### Problem requirements:
Report how many lines contain "data". The answer is a single number.

### Entries shown:
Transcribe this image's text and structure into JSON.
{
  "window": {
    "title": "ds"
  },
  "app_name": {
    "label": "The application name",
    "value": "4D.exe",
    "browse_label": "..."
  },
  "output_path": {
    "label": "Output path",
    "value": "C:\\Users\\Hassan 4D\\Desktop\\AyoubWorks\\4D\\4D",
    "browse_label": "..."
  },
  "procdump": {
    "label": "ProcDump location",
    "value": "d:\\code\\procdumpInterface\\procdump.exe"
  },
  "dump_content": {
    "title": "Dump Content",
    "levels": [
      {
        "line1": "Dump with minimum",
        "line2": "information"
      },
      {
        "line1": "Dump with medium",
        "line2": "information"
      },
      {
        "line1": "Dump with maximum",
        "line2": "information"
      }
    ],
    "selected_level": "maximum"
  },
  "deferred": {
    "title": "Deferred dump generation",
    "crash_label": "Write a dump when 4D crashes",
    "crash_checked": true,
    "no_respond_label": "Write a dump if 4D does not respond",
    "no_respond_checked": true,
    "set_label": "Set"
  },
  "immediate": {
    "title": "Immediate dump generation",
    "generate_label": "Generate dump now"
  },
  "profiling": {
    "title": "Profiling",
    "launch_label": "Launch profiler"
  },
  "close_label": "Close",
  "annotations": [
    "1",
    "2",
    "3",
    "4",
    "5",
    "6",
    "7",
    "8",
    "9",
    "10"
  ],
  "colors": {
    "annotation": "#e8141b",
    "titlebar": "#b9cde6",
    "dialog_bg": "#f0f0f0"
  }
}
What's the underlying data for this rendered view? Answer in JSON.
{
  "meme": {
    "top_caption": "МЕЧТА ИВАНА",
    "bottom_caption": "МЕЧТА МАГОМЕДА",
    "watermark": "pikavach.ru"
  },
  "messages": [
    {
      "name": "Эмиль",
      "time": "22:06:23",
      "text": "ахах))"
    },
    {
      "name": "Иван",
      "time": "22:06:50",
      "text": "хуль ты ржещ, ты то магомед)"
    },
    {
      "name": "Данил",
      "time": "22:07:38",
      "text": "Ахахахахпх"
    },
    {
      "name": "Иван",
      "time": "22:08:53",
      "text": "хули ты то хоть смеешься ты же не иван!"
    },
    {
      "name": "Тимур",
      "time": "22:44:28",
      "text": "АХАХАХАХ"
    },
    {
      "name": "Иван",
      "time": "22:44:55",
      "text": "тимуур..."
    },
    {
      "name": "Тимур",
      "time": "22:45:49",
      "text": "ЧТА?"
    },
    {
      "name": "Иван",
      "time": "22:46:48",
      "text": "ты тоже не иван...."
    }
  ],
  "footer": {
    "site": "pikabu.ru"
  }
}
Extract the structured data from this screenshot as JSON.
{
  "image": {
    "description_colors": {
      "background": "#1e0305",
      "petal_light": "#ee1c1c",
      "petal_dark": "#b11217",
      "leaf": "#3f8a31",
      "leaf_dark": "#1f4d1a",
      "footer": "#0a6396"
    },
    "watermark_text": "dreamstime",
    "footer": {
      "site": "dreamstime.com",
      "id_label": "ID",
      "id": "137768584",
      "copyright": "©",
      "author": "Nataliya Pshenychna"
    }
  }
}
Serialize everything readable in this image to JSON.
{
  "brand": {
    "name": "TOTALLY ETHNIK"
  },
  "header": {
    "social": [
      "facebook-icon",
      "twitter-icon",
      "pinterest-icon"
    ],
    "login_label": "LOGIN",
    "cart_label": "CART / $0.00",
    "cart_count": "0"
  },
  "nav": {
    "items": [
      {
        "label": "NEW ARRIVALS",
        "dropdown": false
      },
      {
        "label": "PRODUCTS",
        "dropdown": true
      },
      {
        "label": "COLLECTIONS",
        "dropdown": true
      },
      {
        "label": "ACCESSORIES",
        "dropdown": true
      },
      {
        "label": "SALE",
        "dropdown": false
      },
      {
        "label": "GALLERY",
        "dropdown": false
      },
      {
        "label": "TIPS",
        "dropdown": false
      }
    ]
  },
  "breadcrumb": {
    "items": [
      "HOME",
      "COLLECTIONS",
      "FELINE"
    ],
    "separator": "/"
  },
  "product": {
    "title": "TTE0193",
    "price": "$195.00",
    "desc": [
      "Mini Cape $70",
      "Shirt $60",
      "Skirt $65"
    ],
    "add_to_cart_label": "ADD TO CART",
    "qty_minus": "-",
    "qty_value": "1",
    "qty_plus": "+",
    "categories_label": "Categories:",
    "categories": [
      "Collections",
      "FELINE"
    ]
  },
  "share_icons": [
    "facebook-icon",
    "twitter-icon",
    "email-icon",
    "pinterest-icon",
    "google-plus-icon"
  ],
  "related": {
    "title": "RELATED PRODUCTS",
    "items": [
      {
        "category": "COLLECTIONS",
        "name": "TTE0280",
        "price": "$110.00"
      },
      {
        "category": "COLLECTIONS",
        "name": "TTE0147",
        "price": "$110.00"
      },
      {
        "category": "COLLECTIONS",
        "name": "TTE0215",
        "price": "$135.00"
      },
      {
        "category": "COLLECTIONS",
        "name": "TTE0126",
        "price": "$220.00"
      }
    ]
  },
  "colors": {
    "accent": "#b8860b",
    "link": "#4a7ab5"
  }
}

### Task result:
2